• Exercise material
++++
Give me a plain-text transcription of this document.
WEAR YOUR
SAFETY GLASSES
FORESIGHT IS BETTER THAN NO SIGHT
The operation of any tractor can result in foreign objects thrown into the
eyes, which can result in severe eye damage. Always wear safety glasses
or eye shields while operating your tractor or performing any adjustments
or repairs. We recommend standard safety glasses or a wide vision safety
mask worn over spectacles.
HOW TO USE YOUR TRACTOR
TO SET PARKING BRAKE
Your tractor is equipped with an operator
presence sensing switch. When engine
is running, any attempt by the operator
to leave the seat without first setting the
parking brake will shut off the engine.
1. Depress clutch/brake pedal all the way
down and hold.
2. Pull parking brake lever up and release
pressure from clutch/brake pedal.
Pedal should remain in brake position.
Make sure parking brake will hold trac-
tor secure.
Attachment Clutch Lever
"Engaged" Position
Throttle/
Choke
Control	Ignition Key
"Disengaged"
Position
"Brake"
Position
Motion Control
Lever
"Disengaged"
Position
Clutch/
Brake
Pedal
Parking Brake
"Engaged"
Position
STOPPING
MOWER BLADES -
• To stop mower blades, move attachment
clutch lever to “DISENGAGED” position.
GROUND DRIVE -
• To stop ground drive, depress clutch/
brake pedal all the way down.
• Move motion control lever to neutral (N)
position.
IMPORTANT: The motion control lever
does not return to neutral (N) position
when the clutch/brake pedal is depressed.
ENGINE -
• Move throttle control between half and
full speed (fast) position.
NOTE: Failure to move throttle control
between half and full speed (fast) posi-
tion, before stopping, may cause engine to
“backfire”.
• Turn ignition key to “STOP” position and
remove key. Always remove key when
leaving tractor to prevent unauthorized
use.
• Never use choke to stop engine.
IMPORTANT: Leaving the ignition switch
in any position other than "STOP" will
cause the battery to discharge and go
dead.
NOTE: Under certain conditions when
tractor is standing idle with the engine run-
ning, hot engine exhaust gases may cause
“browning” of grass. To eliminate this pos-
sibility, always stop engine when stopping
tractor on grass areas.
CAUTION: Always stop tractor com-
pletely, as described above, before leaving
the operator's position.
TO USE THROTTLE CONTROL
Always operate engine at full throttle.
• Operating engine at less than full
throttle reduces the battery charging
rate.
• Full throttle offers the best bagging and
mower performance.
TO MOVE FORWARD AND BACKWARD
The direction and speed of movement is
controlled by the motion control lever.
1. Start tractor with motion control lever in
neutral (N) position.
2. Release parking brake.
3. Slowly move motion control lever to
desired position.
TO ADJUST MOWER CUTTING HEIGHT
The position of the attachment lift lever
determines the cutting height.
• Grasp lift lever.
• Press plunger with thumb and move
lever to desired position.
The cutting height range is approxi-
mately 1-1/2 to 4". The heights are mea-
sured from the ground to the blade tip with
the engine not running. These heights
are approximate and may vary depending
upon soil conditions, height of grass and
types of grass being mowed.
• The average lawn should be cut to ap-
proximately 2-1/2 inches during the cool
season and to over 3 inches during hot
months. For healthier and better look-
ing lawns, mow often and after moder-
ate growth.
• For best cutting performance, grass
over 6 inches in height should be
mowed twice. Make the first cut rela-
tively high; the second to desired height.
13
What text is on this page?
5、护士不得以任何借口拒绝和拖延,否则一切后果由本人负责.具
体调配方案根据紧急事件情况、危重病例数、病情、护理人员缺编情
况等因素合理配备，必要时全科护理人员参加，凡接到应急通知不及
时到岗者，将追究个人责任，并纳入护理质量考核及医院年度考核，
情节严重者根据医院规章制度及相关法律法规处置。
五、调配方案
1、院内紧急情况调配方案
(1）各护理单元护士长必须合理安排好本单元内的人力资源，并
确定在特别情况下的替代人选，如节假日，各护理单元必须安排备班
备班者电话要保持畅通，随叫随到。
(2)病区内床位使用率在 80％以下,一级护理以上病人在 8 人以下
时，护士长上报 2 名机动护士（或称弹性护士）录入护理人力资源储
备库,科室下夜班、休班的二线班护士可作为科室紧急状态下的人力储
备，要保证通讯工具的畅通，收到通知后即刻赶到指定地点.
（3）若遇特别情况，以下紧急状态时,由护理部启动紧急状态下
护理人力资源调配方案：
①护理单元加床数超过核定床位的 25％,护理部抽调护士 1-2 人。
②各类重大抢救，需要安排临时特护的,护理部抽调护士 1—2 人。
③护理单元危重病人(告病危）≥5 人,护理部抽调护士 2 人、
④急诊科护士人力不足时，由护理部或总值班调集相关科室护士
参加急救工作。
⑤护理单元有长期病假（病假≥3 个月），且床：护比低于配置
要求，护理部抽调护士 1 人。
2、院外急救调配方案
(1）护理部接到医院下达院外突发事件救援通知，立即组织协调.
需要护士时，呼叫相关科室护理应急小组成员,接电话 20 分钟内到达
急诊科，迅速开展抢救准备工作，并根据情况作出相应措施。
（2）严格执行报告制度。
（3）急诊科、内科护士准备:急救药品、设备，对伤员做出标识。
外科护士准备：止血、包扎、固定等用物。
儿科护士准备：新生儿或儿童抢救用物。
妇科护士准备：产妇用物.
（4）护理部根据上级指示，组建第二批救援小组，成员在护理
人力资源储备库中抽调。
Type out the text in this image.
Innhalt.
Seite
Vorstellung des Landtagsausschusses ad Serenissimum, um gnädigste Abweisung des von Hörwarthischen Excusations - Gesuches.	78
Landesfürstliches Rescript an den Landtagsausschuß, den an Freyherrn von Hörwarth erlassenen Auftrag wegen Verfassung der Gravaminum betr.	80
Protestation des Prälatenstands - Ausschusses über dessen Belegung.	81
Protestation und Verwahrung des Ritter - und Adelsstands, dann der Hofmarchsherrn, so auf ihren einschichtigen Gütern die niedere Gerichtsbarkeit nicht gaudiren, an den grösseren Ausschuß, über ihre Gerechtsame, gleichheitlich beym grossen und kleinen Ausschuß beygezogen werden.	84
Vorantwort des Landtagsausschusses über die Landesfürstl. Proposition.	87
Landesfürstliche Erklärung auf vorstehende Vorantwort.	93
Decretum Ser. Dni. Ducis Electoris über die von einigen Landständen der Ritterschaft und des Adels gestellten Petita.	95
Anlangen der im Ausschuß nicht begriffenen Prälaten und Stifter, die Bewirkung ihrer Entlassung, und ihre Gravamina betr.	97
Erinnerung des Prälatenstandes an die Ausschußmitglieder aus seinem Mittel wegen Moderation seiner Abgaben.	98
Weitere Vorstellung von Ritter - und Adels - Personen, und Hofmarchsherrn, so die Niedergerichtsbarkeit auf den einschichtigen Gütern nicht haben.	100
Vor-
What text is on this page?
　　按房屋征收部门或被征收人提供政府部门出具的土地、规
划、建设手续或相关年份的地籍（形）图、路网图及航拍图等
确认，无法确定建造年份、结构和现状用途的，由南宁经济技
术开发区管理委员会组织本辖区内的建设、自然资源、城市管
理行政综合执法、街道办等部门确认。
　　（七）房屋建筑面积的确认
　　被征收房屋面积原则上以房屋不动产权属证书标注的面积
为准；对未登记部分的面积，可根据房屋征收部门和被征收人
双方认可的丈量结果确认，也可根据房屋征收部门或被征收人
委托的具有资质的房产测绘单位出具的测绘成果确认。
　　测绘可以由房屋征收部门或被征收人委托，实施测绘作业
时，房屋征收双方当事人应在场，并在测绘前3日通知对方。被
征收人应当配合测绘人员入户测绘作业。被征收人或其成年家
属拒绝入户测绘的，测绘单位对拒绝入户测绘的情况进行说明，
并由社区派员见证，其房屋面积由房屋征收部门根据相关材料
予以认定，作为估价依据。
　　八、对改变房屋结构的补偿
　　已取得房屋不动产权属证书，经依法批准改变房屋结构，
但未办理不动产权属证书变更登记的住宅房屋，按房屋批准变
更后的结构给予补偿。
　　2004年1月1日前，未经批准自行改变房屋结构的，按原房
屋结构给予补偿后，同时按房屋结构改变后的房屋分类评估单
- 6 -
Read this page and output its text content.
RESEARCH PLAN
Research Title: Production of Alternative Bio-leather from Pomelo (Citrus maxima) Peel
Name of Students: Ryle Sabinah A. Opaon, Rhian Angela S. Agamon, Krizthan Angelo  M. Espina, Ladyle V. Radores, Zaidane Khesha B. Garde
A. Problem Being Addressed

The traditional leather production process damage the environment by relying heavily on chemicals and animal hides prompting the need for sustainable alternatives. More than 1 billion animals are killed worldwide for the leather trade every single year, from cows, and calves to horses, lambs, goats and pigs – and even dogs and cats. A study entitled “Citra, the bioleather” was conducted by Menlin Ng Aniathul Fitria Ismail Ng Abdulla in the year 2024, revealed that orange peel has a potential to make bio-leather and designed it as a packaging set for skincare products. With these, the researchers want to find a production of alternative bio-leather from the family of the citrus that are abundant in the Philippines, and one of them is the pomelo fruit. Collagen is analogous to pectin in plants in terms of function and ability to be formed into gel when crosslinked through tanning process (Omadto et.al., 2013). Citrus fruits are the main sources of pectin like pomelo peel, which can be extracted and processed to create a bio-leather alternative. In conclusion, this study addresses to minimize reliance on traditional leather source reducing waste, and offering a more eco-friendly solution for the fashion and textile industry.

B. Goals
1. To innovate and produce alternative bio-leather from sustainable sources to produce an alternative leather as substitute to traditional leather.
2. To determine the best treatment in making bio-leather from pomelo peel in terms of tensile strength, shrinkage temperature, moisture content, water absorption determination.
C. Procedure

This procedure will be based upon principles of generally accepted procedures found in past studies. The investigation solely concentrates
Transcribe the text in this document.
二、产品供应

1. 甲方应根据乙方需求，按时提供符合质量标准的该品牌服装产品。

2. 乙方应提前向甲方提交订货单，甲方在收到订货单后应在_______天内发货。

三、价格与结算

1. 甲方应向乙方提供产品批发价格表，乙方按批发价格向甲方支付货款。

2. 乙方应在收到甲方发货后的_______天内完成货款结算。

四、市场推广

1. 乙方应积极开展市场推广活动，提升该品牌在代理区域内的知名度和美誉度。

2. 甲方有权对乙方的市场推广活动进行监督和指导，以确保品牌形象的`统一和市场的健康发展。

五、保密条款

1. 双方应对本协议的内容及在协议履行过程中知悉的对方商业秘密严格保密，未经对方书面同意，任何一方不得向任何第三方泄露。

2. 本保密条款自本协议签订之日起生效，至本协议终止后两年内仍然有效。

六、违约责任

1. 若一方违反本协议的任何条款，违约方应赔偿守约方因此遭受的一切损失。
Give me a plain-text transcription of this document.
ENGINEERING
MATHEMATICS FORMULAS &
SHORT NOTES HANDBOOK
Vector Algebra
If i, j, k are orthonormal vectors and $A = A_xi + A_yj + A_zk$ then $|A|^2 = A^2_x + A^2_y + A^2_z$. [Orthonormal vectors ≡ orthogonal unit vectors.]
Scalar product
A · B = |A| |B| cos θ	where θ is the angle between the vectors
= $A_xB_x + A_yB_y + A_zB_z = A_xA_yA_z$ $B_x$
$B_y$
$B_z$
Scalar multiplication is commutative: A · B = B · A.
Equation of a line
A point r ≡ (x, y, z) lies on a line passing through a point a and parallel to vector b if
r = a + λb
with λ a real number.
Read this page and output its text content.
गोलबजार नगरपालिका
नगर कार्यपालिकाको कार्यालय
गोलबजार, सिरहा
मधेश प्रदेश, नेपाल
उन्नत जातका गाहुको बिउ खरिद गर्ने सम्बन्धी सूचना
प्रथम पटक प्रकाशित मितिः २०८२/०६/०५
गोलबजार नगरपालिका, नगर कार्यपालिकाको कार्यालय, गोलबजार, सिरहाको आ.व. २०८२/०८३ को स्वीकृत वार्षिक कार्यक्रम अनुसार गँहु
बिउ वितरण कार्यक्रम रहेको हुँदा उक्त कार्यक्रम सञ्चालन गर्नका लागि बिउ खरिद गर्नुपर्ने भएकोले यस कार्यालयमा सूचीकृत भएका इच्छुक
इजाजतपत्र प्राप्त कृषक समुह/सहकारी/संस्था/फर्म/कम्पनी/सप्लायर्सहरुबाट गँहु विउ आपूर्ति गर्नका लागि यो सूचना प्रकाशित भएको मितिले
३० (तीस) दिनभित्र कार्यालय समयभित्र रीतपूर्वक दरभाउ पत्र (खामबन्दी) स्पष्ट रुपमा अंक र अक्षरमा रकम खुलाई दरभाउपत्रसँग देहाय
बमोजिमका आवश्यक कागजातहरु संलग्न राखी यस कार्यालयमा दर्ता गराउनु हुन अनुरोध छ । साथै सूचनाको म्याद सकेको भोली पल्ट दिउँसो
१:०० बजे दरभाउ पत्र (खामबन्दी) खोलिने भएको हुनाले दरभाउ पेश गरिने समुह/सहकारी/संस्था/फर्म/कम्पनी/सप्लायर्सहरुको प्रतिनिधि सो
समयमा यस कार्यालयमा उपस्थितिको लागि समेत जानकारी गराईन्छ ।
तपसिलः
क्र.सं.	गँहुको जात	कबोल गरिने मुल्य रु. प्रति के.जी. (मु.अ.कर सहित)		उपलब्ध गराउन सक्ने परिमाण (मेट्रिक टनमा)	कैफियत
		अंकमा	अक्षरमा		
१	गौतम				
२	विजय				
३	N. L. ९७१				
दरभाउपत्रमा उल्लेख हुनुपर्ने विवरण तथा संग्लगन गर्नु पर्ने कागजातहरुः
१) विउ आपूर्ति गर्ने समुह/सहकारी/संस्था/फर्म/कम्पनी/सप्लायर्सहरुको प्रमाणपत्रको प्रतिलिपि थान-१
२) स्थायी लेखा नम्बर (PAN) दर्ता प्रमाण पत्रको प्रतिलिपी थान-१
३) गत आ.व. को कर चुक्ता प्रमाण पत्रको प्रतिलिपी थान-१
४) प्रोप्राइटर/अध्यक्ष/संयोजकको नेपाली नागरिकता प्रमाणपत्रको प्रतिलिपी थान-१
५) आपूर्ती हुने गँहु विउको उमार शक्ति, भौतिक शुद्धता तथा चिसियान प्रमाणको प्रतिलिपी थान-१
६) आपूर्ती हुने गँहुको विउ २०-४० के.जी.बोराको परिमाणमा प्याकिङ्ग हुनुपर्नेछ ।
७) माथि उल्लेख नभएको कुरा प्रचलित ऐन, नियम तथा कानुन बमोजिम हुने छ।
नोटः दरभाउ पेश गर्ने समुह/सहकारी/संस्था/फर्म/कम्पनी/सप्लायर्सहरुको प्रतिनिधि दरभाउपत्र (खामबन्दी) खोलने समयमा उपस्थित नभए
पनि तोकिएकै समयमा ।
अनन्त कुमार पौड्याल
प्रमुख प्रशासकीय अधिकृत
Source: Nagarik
++++
• Task instructions
Count the lines above that contain the word "battery", and give only that number.

• Written reply
2